**GIVEN INSTRUCTION**
Count the lines containing "Service" in the entries underneath, and state that count without anything else.

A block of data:
━━━━━━━━━━━━━━━━
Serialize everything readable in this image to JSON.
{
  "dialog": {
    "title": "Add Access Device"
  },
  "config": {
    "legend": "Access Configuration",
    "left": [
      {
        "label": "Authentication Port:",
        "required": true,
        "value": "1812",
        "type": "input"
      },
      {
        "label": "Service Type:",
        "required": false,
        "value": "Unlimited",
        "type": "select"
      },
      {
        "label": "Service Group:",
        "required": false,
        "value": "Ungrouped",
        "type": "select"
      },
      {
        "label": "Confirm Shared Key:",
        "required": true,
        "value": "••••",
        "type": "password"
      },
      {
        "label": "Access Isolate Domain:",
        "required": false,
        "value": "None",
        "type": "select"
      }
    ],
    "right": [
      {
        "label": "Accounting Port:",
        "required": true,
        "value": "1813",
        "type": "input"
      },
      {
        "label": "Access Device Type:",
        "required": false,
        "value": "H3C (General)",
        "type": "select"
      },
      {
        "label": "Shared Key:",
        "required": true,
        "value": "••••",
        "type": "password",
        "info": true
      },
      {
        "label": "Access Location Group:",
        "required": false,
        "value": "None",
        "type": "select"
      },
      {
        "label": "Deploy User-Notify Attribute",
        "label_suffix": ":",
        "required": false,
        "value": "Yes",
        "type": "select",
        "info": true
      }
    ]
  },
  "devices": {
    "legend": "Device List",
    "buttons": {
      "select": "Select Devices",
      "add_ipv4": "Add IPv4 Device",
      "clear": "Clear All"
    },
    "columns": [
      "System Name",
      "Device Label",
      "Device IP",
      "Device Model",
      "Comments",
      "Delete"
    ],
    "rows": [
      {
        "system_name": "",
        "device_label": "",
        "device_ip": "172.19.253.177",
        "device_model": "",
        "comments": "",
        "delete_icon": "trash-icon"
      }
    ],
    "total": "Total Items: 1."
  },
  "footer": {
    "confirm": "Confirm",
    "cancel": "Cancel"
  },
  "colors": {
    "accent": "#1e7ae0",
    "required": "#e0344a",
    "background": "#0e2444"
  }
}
━━━━━━━━━━━━━━━━
**RIGHT ANSWER**
2